▶ Goal: Transcribe each line of the records below exactly, excluding any embedded images.

━━ Exercise material ━━

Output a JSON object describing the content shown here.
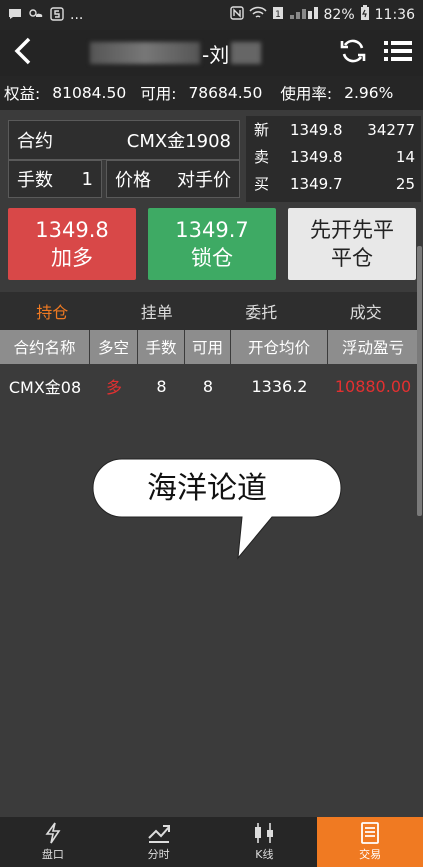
{
  "status_bar": {
    "dots": "...",
    "battery": "82%",
    "time": "11:36"
  },
  "header": {
    "title": "-刘"
  },
  "account": {
    "equity_label": "权益:",
    "equity": "81084.50",
    "available_label": "可用:",
    "available": "78684.50",
    "usage_label": "使用率:",
    "usage": "2.96%"
  },
  "order": {
    "contract_label": "合约",
    "contract_value": "CMX金1908",
    "qty_label": "手数",
    "qty_value": "1",
    "price_label": "价格",
    "price_value": "对手价"
  },
  "quote": [
    {
      "label": "新",
      "price": "1349.8",
      "volume": "34277"
    },
    {
      "label": "卖",
      "price": "1349.8",
      "volume": "14"
    },
    {
      "label": "买",
      "price": "1349.7",
      "volume": "25"
    }
  ],
  "buttons": {
    "buy_price": "1349.8",
    "buy_label": "加多",
    "lock_price": "1349.7",
    "lock_label": "锁仓",
    "close_line1": "先开先平",
    "close_label": "平仓"
  },
  "tabs": [
    "持仓",
    "挂单",
    "委托",
    "成交"
  ],
  "table": {
    "headers": [
      "合约名称",
      "多空",
      "手数",
      "可用",
      "开仓均价",
      "浮动盈亏"
    ],
    "rows": [
      [
        "CMX金08",
        "多",
        "8",
        "8",
        "1336.2",
        "10880.00"
      ]
    ]
  },
  "watermark": "海洋论道",
  "nav": [
    "盘口",
    "分时",
    "K线",
    "交易"
  ],
  "colors": {
    "accent": "#f07a22",
    "buy": "#d84848",
    "lock": "#3eaa64",
    "loss_profit": "#e23030"
  },
  "icons": [
    "back-arrow-icon",
    "refresh-icon",
    "menu-list-icon",
    "lightning-icon",
    "trend-line-icon",
    "candlestick-icon",
    "document-icon"
  ]
}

━━━

▶ Written response:
Output a JSON object describing the content shown here.
{
  "status_bar": {
    "dots": "...",
    "battery": "82%",
    "time": "11:36"
  },
  "header": {
    "title": "-刘"
  },
  "account": {
    "equity_label": "权益:",
    "equity": "81084.50",
    "available_label": "可用:",
    "available": "78684.50",
    "usage_label": "使用率:",
    "usage": "2.96%"
  },
  "order": {
    "contract_label": "合约",
    "contract_value": "CMX金1908",
    "qty_label": "手数",
    "qty_value": "1",
    "price_label": "价格",
    "price_value": "对手价"
  },
  "quote": [
    {
      "label": "新",
      "price": "1349.8",
      "volume": "34277"
    },
    {
      "label": "卖",
      "price": "1349.8",
      "volume": "14"
    },
    {
      "label": "买",
      "price": "1349.7",
      "volume": "25"
    }
  ],
  "buttons": {
    "buy_price": "1349.8",
    "buy_label": "加多",
    "lock_price": "1349.7",
    "lock_label": "锁仓",
    "close_line1": "先开先平",
    "close_label": "平仓"
  },
  "tabs": [
    "持仓",
    "挂单",
    "委托",
    "成交"
  ],
  "table": {
    "headers": [
      "合约名称",
      "多空",
      "手数",
      "可用",
      "开仓均价",
      "浮动盈亏"
    ],
    "rows": [
      [
        "CMX金08",
        "多",
        "8",
        "8",
        "1336.2",
        "10880.00"
      ]
    ]
  },
  "watermark": "海洋论道",
  "nav": [
    "盘口",
    "分时",
    "K线",
    "交易"
  ],
  "colors": {
    "accent": "#f07a22",
    "buy": "#d84848",
    "lock": "#3eaa64",
    "loss_profit": "#e23030"
  },
  "icons": [
    "back-arrow-icon",
    "refresh-icon",
    "menu-list-icon",
    "lightning-icon",
    "trend-line-icon",
    "candlestick-icon",
    "document-icon"
  ]
}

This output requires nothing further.